-- start --

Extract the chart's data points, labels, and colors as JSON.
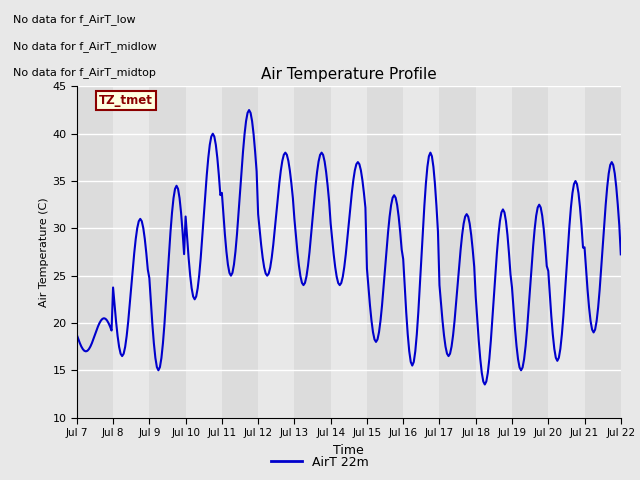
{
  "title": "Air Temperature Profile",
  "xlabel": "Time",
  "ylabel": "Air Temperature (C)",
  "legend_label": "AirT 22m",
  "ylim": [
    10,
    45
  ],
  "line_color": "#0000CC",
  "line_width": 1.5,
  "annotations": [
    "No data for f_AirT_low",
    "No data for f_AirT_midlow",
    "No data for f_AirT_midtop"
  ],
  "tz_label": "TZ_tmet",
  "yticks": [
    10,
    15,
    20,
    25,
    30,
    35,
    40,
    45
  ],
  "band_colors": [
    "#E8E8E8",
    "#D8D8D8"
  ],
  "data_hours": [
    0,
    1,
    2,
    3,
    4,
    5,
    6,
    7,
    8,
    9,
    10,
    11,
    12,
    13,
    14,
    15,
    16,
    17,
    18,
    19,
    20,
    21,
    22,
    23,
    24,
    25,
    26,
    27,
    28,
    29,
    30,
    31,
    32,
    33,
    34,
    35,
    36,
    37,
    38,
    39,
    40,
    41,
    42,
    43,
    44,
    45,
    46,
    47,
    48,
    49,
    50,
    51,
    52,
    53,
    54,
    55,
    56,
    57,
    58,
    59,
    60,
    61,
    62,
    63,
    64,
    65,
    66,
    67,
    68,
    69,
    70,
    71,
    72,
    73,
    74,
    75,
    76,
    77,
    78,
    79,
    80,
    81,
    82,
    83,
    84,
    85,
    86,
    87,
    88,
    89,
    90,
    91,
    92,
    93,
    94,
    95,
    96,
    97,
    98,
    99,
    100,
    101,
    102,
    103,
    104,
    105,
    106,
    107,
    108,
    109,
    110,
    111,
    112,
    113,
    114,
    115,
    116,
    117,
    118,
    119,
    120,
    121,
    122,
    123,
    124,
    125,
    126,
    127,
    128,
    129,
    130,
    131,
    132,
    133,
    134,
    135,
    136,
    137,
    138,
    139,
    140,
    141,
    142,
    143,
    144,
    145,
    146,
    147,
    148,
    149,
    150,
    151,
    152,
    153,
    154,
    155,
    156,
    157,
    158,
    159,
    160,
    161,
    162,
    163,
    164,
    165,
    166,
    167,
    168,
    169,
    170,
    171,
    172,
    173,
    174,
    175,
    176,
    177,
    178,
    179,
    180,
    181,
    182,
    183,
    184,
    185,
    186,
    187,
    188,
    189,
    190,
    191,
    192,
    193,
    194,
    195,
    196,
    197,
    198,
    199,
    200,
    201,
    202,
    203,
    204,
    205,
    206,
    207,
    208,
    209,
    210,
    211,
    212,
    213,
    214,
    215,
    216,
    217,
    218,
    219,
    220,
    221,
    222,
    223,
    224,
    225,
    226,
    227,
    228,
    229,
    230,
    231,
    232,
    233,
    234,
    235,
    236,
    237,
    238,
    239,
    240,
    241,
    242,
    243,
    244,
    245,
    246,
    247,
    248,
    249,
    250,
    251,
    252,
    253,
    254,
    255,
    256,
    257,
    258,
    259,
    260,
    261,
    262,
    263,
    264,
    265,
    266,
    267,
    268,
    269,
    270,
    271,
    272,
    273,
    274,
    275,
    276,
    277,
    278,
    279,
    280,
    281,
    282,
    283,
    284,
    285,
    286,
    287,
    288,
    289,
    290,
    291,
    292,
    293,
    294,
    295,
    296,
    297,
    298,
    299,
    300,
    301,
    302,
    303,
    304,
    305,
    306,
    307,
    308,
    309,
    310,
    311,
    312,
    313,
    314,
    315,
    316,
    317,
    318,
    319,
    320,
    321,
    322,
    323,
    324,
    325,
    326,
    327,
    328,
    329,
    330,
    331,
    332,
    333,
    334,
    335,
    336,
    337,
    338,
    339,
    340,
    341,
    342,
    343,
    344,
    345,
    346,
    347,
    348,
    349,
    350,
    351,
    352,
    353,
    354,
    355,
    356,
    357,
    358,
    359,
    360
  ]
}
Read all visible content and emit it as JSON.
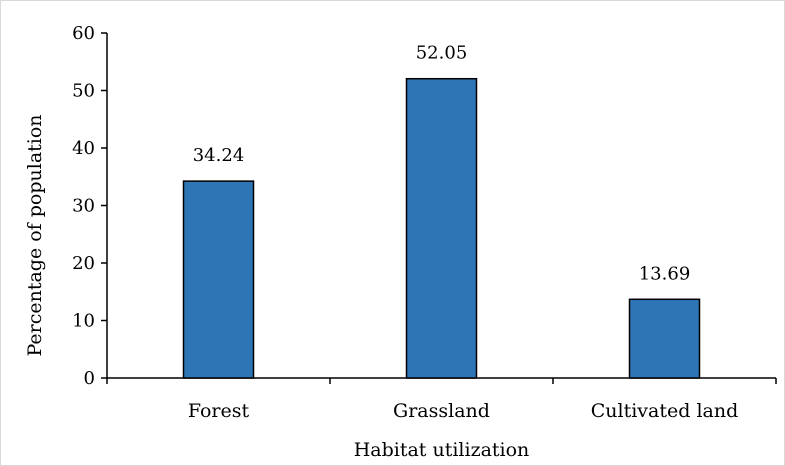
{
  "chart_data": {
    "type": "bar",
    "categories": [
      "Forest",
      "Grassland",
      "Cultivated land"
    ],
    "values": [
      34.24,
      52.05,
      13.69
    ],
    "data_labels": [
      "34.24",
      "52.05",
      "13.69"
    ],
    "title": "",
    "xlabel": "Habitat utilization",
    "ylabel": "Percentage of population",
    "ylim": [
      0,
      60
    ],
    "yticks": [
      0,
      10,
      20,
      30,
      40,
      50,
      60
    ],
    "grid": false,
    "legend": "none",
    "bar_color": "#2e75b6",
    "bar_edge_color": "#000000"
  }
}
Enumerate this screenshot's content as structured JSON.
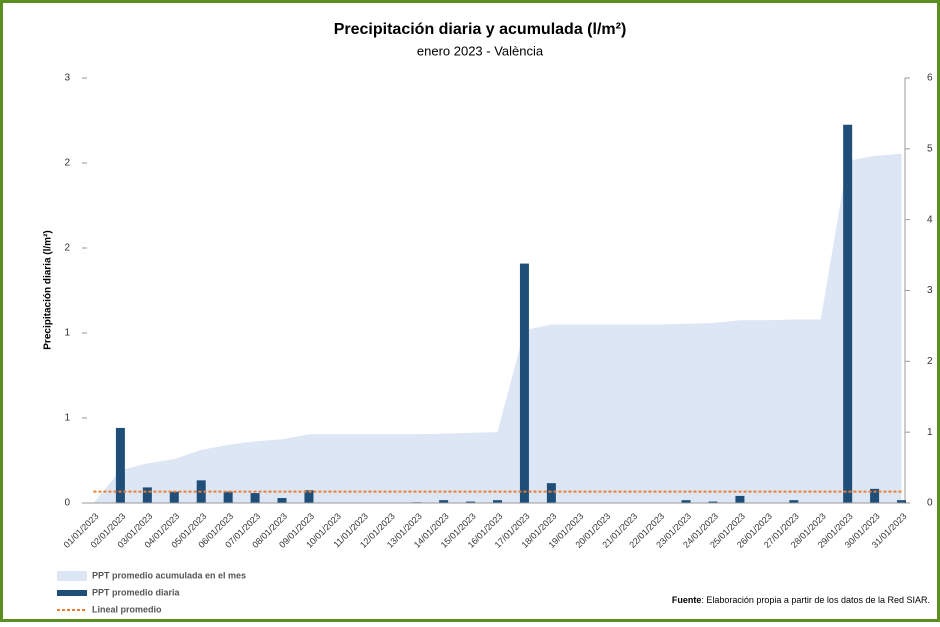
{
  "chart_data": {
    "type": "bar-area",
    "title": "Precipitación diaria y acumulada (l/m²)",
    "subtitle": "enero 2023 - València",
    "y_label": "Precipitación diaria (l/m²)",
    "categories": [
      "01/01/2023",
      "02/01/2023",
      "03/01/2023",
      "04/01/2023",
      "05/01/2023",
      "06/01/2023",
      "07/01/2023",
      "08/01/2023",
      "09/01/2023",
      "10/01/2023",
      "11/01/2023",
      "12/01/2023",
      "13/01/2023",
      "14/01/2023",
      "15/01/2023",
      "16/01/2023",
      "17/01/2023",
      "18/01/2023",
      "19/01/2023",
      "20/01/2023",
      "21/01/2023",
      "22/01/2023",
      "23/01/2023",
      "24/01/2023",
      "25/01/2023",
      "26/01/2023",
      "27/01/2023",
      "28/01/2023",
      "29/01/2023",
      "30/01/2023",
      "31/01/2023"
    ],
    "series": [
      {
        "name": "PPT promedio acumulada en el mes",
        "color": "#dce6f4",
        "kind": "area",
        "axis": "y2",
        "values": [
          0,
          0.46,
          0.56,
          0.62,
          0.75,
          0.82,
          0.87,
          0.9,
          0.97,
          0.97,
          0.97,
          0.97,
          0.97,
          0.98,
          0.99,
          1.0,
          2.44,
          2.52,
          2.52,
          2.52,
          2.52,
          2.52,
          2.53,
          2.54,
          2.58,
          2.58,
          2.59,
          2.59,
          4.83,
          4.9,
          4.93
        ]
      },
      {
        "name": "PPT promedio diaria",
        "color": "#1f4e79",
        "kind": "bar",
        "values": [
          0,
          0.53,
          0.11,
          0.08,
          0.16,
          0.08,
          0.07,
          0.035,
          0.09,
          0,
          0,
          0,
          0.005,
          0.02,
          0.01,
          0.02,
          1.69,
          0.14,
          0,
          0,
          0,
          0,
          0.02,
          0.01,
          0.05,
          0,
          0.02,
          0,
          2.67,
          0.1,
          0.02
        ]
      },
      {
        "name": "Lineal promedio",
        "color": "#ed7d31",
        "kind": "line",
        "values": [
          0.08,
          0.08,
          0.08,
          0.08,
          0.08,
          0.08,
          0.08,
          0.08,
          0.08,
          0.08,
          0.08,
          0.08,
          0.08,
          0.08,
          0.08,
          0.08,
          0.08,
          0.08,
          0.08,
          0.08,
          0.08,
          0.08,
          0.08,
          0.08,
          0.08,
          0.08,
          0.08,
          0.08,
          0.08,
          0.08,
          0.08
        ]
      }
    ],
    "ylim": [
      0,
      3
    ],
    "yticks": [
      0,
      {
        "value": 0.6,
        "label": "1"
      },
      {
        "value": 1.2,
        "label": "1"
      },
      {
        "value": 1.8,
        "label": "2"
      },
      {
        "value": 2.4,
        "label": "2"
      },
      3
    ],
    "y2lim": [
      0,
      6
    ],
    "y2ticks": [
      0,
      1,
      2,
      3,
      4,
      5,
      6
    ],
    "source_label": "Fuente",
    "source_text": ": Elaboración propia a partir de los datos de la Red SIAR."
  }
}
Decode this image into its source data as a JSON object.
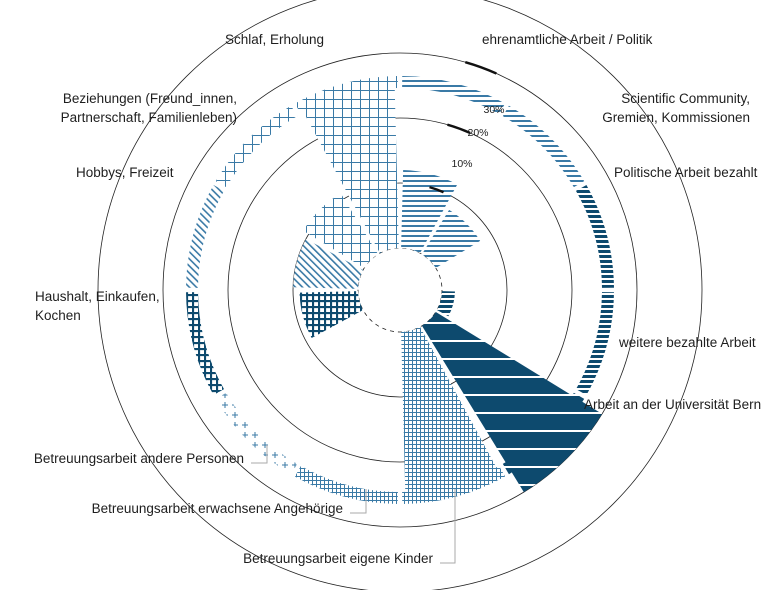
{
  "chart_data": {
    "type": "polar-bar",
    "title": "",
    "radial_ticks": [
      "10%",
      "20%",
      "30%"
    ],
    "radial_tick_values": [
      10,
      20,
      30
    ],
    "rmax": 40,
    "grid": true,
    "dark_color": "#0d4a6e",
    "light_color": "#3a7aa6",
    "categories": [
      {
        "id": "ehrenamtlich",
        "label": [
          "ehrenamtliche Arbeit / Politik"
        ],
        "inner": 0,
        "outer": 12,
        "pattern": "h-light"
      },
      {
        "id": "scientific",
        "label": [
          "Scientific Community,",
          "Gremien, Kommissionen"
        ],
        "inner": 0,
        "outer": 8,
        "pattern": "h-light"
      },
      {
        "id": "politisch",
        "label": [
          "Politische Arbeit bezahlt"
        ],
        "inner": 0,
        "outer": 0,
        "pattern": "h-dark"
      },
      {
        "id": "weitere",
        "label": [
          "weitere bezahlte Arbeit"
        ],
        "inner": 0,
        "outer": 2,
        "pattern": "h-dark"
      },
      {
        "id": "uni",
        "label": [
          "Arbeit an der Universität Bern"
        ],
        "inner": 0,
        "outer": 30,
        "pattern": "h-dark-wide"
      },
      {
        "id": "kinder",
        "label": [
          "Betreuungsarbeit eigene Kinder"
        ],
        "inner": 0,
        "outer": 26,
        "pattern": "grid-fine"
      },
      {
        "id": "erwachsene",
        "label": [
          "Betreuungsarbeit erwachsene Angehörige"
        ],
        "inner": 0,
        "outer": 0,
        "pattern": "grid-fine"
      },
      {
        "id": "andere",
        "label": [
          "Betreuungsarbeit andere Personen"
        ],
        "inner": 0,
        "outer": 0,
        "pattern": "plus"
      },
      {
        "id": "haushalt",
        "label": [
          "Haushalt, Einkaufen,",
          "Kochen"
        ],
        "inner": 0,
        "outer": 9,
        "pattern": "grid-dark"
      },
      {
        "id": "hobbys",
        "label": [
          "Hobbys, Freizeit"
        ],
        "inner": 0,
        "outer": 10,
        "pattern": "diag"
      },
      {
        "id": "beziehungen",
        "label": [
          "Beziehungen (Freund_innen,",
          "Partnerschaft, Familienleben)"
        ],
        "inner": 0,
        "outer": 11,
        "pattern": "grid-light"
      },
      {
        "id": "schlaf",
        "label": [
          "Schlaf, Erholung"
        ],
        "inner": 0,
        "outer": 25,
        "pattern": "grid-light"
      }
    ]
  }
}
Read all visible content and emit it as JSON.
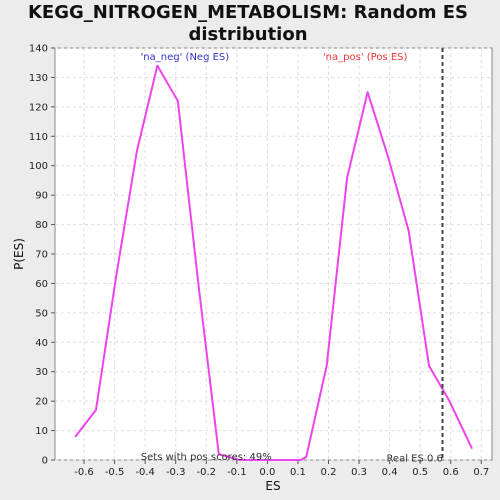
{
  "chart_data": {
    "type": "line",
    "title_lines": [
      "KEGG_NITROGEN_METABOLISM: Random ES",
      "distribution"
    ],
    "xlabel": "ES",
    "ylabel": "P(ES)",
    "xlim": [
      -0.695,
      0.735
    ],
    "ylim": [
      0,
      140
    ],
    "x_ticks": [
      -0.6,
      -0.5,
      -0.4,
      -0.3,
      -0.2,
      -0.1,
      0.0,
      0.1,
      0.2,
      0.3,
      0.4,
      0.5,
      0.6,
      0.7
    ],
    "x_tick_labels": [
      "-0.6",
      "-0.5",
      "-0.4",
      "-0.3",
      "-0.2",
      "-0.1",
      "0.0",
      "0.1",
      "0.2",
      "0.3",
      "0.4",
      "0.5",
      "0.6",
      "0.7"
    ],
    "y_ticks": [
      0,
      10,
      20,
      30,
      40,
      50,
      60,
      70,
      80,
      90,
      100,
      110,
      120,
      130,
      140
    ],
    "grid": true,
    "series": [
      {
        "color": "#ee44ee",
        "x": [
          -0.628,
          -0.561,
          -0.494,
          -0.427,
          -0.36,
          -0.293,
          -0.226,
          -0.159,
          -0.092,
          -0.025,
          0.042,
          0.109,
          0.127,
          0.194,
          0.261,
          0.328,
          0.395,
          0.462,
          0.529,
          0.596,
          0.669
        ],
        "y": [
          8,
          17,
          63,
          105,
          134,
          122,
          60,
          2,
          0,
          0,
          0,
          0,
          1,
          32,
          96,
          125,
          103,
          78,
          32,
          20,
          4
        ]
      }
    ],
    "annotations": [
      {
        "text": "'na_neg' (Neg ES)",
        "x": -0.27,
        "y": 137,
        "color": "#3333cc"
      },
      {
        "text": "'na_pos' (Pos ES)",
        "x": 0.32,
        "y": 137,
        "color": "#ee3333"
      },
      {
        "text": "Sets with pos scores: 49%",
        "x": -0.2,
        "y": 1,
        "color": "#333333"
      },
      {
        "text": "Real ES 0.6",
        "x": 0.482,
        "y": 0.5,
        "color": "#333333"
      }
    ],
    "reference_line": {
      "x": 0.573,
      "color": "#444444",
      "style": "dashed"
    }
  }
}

-- end --

— SET TASK —
In the entries above, find every line with the word "Betreuungsarbeit" and list it.

— CORRECT RESULT —
          "Betreuungsarbeit eigene Kinder"
          "Betreuungsarbeit erwachsene Angehörige"
          "Betreuungsarbeit andere Personen"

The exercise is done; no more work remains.